EXERCISE TASK: Your task is to output the listing word for word, with pictures excluded.

[GIVEN DATA start]

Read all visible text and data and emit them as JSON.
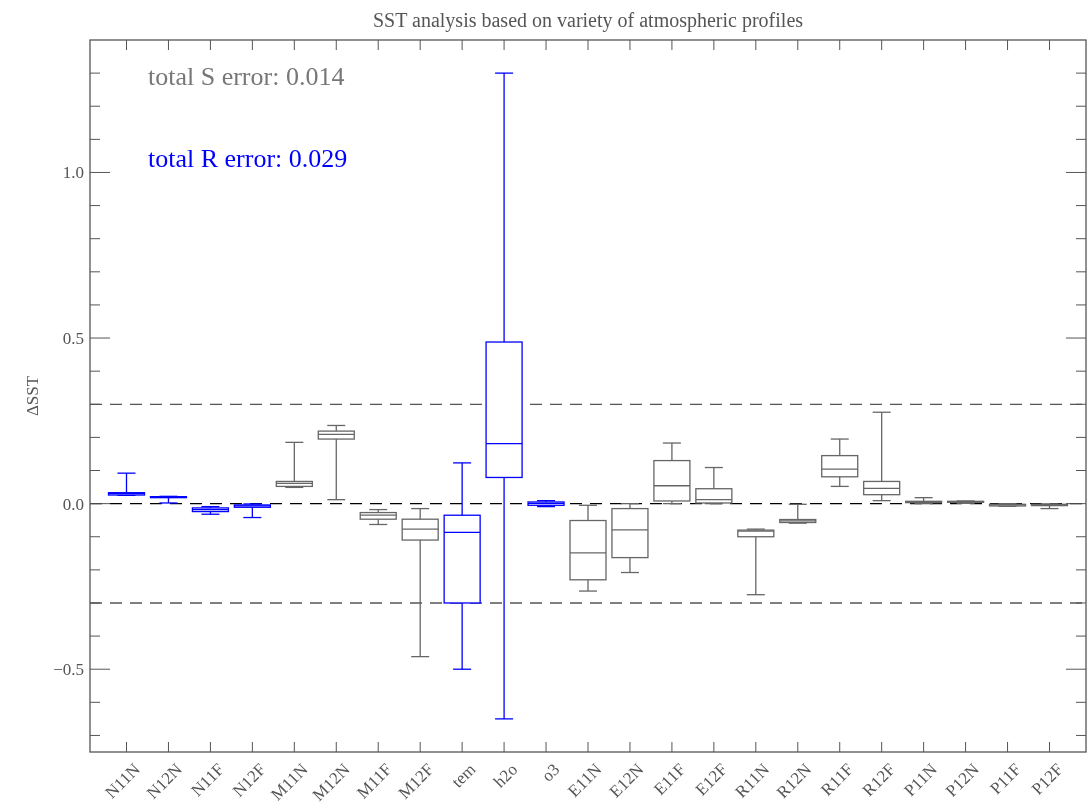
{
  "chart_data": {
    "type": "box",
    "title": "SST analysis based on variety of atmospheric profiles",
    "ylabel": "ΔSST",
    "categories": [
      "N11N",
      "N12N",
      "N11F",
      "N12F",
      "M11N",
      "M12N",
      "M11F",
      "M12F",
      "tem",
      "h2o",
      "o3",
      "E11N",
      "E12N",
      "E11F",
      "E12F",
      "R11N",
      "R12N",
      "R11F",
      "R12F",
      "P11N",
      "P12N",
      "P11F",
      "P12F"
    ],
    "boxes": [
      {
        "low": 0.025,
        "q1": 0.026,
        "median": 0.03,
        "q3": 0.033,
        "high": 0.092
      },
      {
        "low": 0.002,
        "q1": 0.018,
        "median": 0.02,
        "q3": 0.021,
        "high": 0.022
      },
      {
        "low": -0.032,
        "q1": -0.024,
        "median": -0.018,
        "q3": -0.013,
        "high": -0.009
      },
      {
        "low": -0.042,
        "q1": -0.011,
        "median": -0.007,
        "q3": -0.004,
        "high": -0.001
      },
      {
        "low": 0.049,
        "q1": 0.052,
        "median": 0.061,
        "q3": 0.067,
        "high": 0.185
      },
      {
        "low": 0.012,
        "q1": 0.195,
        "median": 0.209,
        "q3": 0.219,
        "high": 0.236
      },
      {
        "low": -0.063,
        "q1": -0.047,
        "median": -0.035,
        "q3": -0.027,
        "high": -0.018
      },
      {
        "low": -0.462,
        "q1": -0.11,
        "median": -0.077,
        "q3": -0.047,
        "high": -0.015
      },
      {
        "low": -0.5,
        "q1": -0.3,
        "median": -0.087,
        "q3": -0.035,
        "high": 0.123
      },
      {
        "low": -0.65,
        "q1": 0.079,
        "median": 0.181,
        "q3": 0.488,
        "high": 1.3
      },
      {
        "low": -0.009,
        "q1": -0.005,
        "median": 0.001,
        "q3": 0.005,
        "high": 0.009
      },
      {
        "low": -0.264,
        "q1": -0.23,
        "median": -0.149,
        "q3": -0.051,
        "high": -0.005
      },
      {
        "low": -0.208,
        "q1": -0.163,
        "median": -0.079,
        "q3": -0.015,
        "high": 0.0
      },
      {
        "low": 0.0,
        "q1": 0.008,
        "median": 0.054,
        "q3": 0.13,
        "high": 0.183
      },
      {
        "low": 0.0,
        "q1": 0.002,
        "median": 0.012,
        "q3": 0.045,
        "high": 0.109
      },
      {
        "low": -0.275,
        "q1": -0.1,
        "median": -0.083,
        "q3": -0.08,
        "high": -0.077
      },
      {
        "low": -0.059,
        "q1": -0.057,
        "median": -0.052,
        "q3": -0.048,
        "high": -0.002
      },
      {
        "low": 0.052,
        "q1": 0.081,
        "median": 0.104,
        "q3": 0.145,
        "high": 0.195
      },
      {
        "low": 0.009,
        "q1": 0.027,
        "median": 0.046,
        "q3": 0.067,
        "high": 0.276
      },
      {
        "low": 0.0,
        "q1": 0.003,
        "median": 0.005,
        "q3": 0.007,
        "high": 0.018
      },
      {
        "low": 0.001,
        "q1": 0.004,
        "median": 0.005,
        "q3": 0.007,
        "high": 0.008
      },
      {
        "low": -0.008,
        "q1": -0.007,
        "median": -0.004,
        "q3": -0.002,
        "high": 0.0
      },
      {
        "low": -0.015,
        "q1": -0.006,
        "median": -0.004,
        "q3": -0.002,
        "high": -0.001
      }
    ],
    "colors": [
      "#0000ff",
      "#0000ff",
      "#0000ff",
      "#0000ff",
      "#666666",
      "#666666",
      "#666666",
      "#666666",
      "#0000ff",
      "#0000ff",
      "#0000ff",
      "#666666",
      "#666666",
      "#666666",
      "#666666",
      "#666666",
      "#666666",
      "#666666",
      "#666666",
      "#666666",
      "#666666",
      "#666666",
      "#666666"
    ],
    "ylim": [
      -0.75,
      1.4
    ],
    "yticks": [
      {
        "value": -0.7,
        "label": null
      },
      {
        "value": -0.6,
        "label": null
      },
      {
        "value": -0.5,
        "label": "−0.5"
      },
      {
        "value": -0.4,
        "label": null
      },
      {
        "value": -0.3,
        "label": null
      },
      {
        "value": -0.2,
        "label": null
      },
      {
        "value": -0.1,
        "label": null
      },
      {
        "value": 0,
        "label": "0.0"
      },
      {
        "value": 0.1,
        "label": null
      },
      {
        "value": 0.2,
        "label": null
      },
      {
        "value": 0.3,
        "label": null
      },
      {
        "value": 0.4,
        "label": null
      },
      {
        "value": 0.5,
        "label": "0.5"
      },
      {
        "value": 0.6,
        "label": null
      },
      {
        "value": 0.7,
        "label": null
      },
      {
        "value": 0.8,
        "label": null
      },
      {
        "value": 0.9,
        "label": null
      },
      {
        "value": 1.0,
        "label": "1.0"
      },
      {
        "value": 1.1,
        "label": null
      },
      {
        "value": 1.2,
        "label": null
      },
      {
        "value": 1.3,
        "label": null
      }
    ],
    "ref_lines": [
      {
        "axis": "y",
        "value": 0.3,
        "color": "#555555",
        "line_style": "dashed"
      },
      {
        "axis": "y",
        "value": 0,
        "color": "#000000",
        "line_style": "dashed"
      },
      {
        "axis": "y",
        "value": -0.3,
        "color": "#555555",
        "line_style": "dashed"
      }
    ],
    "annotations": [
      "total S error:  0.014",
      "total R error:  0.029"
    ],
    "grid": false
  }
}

[GIVEN DATA end]

THE RESPONSE:
Read all visible text and data and emit them as JSON.
{
  "chart_data": {
    "type": "box",
    "title": "SST analysis based on variety of atmospheric profiles",
    "ylabel": "ΔSST",
    "categories": [
      "N11N",
      "N12N",
      "N11F",
      "N12F",
      "M11N",
      "M12N",
      "M11F",
      "M12F",
      "tem",
      "h2o",
      "o3",
      "E11N",
      "E12N",
      "E11F",
      "E12F",
      "R11N",
      "R12N",
      "R11F",
      "R12F",
      "P11N",
      "P12N",
      "P11F",
      "P12F"
    ],
    "boxes": [
      {
        "low": 0.025,
        "q1": 0.026,
        "median": 0.03,
        "q3": 0.033,
        "high": 0.092
      },
      {
        "low": 0.002,
        "q1": 0.018,
        "median": 0.02,
        "q3": 0.021,
        "high": 0.022
      },
      {
        "low": -0.032,
        "q1": -0.024,
        "median": -0.018,
        "q3": -0.013,
        "high": -0.009
      },
      {
        "low": -0.042,
        "q1": -0.011,
        "median": -0.007,
        "q3": -0.004,
        "high": -0.001
      },
      {
        "low": 0.049,
        "q1": 0.052,
        "median": 0.061,
        "q3": 0.067,
        "high": 0.185
      },
      {
        "low": 0.012,
        "q1": 0.195,
        "median": 0.209,
        "q3": 0.219,
        "high": 0.236
      },
      {
        "low": -0.063,
        "q1": -0.047,
        "median": -0.035,
        "q3": -0.027,
        "high": -0.018
      },
      {
        "low": -0.462,
        "q1": -0.11,
        "median": -0.077,
        "q3": -0.047,
        "high": -0.015
      },
      {
        "low": -0.5,
        "q1": -0.3,
        "median": -0.087,
        "q3": -0.035,
        "high": 0.123
      },
      {
        "low": -0.65,
        "q1": 0.079,
        "median": 0.181,
        "q3": 0.488,
        "high": 1.3
      },
      {
        "low": -0.009,
        "q1": -0.005,
        "median": 0.001,
        "q3": 0.005,
        "high": 0.009
      },
      {
        "low": -0.264,
        "q1": -0.23,
        "median": -0.149,
        "q3": -0.051,
        "high": -0.005
      },
      {
        "low": -0.208,
        "q1": -0.163,
        "median": -0.079,
        "q3": -0.015,
        "high": 0.0
      },
      {
        "low": 0.0,
        "q1": 0.008,
        "median": 0.054,
        "q3": 0.13,
        "high": 0.183
      },
      {
        "low": 0.0,
        "q1": 0.002,
        "median": 0.012,
        "q3": 0.045,
        "high": 0.109
      },
      {
        "low": -0.275,
        "q1": -0.1,
        "median": -0.083,
        "q3": -0.08,
        "high": -0.077
      },
      {
        "low": -0.059,
        "q1": -0.057,
        "median": -0.052,
        "q3": -0.048,
        "high": -0.002
      },
      {
        "low": 0.052,
        "q1": 0.081,
        "median": 0.104,
        "q3": 0.145,
        "high": 0.195
      },
      {
        "low": 0.009,
        "q1": 0.027,
        "median": 0.046,
        "q3": 0.067,
        "high": 0.276
      },
      {
        "low": 0.0,
        "q1": 0.003,
        "median": 0.005,
        "q3": 0.007,
        "high": 0.018
      },
      {
        "low": 0.001,
        "q1": 0.004,
        "median": 0.005,
        "q3": 0.007,
        "high": 0.008
      },
      {
        "low": -0.008,
        "q1": -0.007,
        "median": -0.004,
        "q3": -0.002,
        "high": 0.0
      },
      {
        "low": -0.015,
        "q1": -0.006,
        "median": -0.004,
        "q3": -0.002,
        "high": -0.001
      }
    ],
    "colors": [
      "#0000ff",
      "#0000ff",
      "#0000ff",
      "#0000ff",
      "#666666",
      "#666666",
      "#666666",
      "#666666",
      "#0000ff",
      "#0000ff",
      "#0000ff",
      "#666666",
      "#666666",
      "#666666",
      "#666666",
      "#666666",
      "#666666",
      "#666666",
      "#666666",
      "#666666",
      "#666666",
      "#666666",
      "#666666"
    ],
    "ylim": [
      -0.75,
      1.4
    ],
    "yticks": [
      {
        "value": -0.7,
        "label": null
      },
      {
        "value": -0.6,
        "label": null
      },
      {
        "value": -0.5,
        "label": "−0.5"
      },
      {
        "value": -0.4,
        "label": null
      },
      {
        "value": -0.3,
        "label": null
      },
      {
        "value": -0.2,
        "label": null
      },
      {
        "value": -0.1,
        "label": null
      },
      {
        "value": 0,
        "label": "0.0"
      },
      {
        "value": 0.1,
        "label": null
      },
      {
        "value": 0.2,
        "label": null
      },
      {
        "value": 0.3,
        "label": null
      },
      {
        "value": 0.4,
        "label": null
      },
      {
        "value": 0.5,
        "label": "0.5"
      },
      {
        "value": 0.6,
        "label": null
      },
      {
        "value": 0.7,
        "label": null
      },
      {
        "value": 0.8,
        "label": null
      },
      {
        "value": 0.9,
        "label": null
      },
      {
        "value": 1.0,
        "label": "1.0"
      },
      {
        "value": 1.1,
        "label": null
      },
      {
        "value": 1.2,
        "label": null
      },
      {
        "value": 1.3,
        "label": null
      }
    ],
    "ref_lines": [
      {
        "axis": "y",
        "value": 0.3,
        "color": "#555555",
        "line_style": "dashed"
      },
      {
        "axis": "y",
        "value": 0,
        "color": "#000000",
        "line_style": "dashed"
      },
      {
        "axis": "y",
        "value": -0.3,
        "color": "#555555",
        "line_style": "dashed"
      }
    ],
    "annotations": [
      "total S error:  0.014",
      "total R error:  0.029"
    ],
    "grid": false
  }
}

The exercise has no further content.